_TO DO_: In the data below, find every line with the string "Денисова" and pull it out.

_EXTRACTED INFORMATION_:
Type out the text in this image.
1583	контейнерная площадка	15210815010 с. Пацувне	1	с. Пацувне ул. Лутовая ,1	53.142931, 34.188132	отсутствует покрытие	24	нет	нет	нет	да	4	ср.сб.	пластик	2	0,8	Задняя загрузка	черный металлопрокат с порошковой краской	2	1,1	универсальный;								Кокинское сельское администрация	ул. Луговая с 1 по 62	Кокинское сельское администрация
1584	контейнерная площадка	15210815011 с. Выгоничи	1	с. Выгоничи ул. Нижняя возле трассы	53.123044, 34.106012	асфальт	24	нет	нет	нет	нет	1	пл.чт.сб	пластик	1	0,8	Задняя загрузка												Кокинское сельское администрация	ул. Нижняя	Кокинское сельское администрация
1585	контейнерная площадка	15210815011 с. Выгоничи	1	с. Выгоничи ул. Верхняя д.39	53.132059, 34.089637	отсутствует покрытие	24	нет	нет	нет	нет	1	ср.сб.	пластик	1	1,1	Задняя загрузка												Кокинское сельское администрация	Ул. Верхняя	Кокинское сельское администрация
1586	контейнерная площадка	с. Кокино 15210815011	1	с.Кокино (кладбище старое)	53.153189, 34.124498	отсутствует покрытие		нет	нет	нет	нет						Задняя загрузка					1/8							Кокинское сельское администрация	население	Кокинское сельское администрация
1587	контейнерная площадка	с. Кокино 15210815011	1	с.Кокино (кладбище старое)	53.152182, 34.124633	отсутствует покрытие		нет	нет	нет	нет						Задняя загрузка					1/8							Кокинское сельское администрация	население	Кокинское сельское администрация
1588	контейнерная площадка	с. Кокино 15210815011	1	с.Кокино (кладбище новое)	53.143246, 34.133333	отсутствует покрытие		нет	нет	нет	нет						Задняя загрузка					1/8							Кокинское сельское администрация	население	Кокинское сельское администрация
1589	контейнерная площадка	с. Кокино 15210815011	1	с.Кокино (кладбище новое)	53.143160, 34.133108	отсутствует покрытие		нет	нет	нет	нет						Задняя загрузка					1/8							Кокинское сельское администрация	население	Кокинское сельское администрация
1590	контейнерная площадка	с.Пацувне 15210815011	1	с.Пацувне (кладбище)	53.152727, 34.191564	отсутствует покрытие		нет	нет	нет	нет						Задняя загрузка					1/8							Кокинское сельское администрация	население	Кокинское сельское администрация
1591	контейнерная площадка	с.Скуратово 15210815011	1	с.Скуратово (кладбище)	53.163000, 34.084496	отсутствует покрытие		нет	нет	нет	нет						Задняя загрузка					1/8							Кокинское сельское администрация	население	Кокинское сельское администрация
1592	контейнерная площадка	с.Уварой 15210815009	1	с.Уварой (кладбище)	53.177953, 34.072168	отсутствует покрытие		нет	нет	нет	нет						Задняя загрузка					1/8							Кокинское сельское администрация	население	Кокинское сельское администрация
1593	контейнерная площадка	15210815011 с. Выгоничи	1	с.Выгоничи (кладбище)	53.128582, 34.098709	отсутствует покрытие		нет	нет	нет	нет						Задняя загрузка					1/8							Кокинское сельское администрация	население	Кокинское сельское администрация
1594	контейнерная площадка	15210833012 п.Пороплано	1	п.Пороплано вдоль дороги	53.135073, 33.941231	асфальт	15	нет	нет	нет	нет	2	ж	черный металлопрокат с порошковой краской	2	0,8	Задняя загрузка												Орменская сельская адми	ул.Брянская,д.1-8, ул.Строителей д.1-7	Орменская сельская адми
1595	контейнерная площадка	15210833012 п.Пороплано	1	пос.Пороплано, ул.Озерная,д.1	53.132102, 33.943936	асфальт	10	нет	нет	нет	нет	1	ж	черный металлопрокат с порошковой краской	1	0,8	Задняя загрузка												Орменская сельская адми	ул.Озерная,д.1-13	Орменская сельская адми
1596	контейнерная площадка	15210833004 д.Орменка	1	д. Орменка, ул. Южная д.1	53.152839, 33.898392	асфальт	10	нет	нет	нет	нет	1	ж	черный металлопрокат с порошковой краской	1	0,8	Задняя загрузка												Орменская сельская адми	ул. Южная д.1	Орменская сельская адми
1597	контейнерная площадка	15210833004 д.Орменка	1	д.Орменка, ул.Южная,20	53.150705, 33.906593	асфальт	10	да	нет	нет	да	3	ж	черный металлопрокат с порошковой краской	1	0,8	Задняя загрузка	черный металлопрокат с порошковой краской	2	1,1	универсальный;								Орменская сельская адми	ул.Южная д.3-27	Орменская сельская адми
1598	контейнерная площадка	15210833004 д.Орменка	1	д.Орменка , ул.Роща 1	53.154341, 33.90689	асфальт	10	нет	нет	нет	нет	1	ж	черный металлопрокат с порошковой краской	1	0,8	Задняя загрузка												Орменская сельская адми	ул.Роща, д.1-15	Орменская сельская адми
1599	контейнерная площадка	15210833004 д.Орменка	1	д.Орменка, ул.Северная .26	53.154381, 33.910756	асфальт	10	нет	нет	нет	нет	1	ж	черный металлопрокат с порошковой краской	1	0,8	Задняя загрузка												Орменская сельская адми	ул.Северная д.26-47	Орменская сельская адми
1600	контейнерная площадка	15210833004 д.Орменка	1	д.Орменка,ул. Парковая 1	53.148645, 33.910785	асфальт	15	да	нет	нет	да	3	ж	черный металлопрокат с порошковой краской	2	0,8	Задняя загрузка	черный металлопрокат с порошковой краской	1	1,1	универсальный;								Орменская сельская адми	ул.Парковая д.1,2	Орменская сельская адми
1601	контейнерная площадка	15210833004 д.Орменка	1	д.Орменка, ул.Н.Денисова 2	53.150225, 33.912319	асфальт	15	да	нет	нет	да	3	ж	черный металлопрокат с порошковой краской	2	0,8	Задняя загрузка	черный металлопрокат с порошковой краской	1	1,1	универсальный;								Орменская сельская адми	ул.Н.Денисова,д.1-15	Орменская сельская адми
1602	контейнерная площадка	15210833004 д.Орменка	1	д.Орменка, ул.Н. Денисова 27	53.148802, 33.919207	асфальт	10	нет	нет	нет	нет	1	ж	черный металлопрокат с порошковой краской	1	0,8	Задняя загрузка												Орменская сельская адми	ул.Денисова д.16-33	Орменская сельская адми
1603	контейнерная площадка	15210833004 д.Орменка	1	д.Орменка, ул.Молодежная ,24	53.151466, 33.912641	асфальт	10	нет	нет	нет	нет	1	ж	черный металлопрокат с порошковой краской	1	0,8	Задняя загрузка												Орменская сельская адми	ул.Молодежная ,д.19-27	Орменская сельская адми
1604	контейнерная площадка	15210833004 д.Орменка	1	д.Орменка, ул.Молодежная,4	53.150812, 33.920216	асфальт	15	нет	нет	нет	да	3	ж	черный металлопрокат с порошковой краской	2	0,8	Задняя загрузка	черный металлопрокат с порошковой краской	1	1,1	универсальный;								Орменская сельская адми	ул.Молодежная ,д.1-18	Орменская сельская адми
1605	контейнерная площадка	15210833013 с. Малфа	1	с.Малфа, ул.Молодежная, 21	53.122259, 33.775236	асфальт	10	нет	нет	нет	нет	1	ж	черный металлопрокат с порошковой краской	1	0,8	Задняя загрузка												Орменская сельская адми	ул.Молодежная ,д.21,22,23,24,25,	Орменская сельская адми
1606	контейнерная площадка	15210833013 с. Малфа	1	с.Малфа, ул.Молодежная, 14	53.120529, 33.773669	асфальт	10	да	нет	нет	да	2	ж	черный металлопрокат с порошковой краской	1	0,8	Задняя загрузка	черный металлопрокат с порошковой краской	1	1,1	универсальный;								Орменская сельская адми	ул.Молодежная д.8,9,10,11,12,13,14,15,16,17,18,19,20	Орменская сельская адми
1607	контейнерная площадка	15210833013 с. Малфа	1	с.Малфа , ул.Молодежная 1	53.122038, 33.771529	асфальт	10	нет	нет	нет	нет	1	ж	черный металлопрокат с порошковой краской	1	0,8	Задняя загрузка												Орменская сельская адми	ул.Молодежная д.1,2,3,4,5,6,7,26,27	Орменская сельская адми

_EXPECTED OUTPUT_:
1601	контейнерная площадка	15210833004 д.Орменка	1	д.Орменка, ул.Н.Денисова 2	53.150225, 33.912319	асфальт	15	да	нет	нет	да	3	ж	черный металлопрокат с порошковой краской	2	0,8	Задняя загрузка	черный металлопрокат с порошковой краской	1	1,1	универсальный;								Орменская сельская адми	ул.Н.Денисова,д.1-15	Орменская сельская адми
1602	контейнерная площадка	15210833004 д.Орменка	1	д.Орменка, ул.Н. Денисова 27	53.148802, 33.919207	асфальт	10	нет	нет	нет	нет	1	ж	черный металлопрокат с порошковой краской	1	0,8	Задняя загрузка												Орменская сельская адми	ул.Денисова д.16-33	Орменская сельская адми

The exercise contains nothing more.